• Stated problem
Find and copy each line of the records where the string "Wind" shows up.

• Dataset
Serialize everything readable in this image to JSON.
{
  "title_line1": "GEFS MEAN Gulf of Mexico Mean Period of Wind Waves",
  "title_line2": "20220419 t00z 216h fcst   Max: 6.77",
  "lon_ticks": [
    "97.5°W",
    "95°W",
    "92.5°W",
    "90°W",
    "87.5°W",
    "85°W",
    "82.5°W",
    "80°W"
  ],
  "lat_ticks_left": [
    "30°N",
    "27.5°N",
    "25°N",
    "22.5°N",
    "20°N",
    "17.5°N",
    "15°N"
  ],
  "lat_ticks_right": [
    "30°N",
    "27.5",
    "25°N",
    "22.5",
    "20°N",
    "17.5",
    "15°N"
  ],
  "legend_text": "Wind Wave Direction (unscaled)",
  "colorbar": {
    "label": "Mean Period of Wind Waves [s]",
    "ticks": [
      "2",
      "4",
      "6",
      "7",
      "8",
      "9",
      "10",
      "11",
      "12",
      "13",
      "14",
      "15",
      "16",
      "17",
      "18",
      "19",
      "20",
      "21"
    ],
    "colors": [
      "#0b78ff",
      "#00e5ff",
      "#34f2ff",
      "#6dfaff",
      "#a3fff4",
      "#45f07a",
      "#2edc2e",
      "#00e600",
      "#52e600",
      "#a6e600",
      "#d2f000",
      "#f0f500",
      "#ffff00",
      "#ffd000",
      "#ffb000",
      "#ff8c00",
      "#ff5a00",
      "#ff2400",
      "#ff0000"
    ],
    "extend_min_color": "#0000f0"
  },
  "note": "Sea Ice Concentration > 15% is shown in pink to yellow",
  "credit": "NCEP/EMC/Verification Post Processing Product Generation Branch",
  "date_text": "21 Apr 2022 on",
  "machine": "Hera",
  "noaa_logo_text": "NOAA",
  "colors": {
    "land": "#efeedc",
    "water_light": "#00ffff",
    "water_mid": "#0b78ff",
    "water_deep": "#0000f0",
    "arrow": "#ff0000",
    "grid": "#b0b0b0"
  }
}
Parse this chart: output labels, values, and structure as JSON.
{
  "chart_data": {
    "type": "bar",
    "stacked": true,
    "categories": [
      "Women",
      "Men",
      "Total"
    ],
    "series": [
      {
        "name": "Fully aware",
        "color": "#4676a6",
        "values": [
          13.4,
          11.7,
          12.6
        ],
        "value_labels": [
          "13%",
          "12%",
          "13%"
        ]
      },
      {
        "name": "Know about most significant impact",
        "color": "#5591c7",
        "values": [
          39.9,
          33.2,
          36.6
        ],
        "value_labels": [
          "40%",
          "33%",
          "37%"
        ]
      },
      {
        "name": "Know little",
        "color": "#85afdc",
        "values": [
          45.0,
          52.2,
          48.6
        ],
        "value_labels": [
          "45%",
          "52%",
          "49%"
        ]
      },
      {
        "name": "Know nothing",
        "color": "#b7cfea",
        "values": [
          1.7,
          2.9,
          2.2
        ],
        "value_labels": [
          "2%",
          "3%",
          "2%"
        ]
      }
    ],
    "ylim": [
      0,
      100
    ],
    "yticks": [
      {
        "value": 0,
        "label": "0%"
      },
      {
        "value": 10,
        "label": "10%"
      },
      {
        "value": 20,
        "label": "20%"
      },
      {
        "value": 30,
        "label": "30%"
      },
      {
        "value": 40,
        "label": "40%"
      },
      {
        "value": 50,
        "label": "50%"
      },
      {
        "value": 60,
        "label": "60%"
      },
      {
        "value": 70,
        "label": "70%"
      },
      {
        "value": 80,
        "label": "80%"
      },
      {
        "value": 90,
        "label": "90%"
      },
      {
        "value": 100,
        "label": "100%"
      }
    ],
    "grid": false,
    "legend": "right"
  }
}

--

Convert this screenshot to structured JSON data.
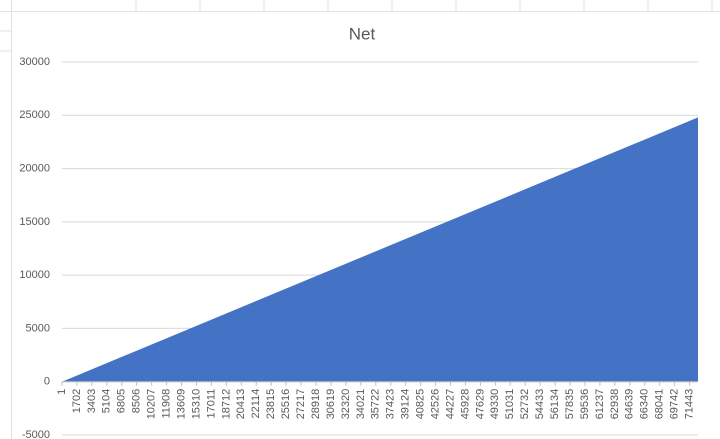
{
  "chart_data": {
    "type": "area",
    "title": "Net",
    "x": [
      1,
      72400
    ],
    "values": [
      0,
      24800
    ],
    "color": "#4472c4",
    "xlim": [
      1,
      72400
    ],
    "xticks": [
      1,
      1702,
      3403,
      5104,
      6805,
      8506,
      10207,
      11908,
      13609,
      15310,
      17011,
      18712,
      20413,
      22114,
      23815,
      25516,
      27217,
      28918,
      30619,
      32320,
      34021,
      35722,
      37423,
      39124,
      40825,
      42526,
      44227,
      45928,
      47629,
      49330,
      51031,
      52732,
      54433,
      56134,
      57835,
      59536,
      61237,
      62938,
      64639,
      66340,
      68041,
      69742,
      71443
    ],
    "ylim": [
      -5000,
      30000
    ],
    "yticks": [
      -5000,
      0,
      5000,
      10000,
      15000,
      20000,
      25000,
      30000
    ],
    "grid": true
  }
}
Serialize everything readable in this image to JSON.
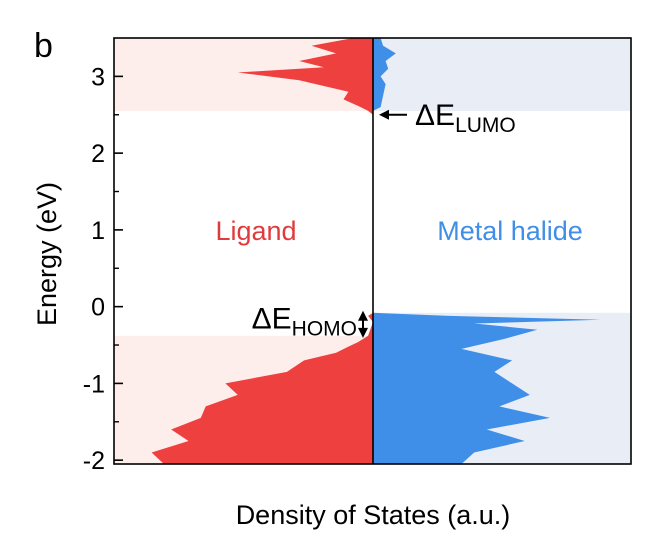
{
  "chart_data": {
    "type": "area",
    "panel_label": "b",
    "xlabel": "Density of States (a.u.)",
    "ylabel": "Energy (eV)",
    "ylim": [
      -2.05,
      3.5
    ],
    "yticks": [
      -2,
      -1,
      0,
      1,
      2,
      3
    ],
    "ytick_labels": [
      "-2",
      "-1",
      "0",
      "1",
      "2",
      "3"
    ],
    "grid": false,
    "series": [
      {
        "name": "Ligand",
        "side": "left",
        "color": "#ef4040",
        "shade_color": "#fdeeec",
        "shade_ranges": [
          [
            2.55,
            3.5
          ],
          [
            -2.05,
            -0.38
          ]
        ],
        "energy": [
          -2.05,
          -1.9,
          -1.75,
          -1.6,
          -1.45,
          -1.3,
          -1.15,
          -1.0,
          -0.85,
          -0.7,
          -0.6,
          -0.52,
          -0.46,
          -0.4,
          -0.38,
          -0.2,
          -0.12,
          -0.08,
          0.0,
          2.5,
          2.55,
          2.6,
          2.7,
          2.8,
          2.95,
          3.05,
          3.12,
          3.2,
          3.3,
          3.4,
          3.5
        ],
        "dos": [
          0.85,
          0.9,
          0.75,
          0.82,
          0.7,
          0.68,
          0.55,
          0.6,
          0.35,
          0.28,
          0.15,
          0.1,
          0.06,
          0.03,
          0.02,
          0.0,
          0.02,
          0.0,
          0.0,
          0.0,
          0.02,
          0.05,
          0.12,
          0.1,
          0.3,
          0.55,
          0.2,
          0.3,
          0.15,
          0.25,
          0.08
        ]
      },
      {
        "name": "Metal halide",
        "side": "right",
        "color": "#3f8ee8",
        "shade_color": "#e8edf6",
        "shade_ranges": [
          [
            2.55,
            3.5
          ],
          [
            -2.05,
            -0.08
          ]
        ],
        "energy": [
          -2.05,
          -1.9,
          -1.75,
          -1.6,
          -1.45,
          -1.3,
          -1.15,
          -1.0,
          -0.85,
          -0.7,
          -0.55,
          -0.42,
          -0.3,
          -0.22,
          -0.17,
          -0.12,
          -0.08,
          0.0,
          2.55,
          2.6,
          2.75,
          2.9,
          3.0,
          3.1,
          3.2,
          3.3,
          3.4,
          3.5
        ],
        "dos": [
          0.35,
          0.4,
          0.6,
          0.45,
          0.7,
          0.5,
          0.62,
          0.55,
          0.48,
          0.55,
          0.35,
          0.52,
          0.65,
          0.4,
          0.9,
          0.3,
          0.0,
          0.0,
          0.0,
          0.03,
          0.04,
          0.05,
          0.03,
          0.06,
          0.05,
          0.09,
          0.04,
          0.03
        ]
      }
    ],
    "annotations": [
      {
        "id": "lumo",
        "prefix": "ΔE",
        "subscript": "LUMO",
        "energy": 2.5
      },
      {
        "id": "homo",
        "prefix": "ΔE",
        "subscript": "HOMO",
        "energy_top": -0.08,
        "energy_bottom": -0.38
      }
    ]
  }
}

• Completed task
  "title_line1": "GEFS MEAN Gulf of Mexico Mean Period of Wind Waves",
  "legend_text": "Wind Wave Direction (unscaled)",
    "label": "Mean Period of Wind Waves [s]",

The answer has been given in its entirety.